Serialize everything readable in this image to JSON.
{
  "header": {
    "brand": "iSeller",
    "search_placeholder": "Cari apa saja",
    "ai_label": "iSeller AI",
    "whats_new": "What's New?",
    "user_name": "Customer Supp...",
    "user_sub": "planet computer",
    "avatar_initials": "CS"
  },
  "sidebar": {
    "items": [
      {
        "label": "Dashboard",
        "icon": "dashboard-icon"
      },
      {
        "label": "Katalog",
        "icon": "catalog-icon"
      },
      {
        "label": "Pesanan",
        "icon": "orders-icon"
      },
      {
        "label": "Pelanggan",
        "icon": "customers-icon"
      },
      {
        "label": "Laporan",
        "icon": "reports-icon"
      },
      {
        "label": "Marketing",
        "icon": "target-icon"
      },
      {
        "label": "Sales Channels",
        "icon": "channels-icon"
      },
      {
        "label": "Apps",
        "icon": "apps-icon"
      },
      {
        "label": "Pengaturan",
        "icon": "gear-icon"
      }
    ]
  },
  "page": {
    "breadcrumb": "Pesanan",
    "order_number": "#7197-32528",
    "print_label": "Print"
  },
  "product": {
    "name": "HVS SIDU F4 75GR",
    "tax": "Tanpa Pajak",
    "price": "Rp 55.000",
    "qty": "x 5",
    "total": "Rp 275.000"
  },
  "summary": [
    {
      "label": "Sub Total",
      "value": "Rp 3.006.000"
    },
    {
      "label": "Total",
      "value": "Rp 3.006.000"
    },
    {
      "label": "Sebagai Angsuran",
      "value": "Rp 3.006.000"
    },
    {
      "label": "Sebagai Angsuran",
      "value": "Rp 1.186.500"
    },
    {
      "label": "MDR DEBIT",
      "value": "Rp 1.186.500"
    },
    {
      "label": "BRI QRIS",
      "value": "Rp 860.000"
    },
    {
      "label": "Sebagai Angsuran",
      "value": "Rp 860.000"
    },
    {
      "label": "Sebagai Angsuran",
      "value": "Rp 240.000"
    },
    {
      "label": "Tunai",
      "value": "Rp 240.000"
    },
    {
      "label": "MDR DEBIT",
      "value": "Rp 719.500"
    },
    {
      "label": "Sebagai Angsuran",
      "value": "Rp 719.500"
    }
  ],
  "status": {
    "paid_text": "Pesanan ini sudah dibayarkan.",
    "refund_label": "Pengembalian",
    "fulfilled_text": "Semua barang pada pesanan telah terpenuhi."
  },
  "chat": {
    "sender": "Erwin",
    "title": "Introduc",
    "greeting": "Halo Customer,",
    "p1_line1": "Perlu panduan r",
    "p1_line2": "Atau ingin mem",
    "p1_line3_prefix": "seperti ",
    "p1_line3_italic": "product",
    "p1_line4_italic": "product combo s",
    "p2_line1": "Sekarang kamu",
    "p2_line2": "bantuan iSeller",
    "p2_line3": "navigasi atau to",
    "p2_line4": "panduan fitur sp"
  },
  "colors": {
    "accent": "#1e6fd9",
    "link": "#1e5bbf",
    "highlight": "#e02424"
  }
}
━━━━
SHORT TASK:
Print out all the entries precisely as written.

FINISHED EXERCISE:
Serialize everything readable in this image to JSON.
{
  "header": {
    "brand": "iSeller",
    "search_placeholder": "Cari apa saja",
    "ai_label": "iSeller AI",
    "whats_new": "What's New?",
    "user_name": "Customer Supp...",
    "user_sub": "planet computer",
    "avatar_initials": "CS"
  },
  "sidebar": {
    "items": [
      {
        "label": "Dashboard",
        "icon": "dashboard-icon"
      },
      {
        "label": "Katalog",
        "icon": "catalog-icon"
      },
      {
        "label": "Pesanan",
        "icon": "orders-icon"
      },
      {
        "label": "Pelanggan",
        "icon": "customers-icon"
      },
      {
        "label": "Laporan",
        "icon": "reports-icon"
      },
      {
        "label": "Marketing",
        "icon": "target-icon"
      },
      {
        "label": "Sales Channels",
        "icon": "channels-icon"
      },
      {
        "label": "Apps",
        "icon": "apps-icon"
      },
      {
        "label": "Pengaturan",
        "icon": "gear-icon"
      }
    ]
  },
  "page": {
    "breadcrumb": "Pesanan",
    "order_number": "#7197-32528",
    "print_label": "Print"
  },
  "product": {
    "name": "HVS SIDU F4 75GR",
    "tax": "Tanpa Pajak",
    "price": "Rp 55.000",
    "qty": "x 5",
    "total": "Rp 275.000"
  },
  "summary": [
    {
      "label": "Sub Total",
      "value": "Rp 3.006.000"
    },
    {
      "label": "Total",
      "value": "Rp 3.006.000"
    },
    {
      "label": "Sebagai Angsuran",
      "value": "Rp 3.006.000"
    },
    {
      "label": "Sebagai Angsuran",
      "value": "Rp 1.186.500"
    },
    {
      "label": "MDR DEBIT",
      "value": "Rp 1.186.500"
    },
    {
      "label": "BRI QRIS",
      "value": "Rp 860.000"
    },
    {
      "label": "Sebagai Angsuran",
      "value": "Rp 860.000"
    },
    {
      "label": "Sebagai Angsuran",
      "value": "Rp 240.000"
    },
    {
      "label": "Tunai",
      "value": "Rp 240.000"
    },
    {
      "label": "MDR DEBIT",
      "value": "Rp 719.500"
    },
    {
      "label": "Sebagai Angsuran",
      "value": "Rp 719.500"
    }
  ],
  "status": {
    "paid_text": "Pesanan ini sudah dibayarkan.",
    "refund_label": "Pengembalian",
    "fulfilled_text": "Semua barang pada pesanan telah terpenuhi."
  },
  "chat": {
    "sender": "Erwin",
    "title": "Introduc",
    "greeting": "Halo Customer,",
    "p1_line1": "Perlu panduan r",
    "p1_line2": "Atau ingin mem",
    "p1_line3_prefix": "seperti ",
    "p1_line3_italic": "product",
    "p1_line4_italic": "product combo s",
    "p2_line1": "Sekarang kamu",
    "p2_line2": "bantuan iSeller",
    "p2_line3": "navigasi atau to",
    "p2_line4": "panduan fitur sp"
  },
  "colors": {
    "accent": "#1e6fd9",
    "link": "#1e5bbf",
    "highlight": "#e02424"
  }
}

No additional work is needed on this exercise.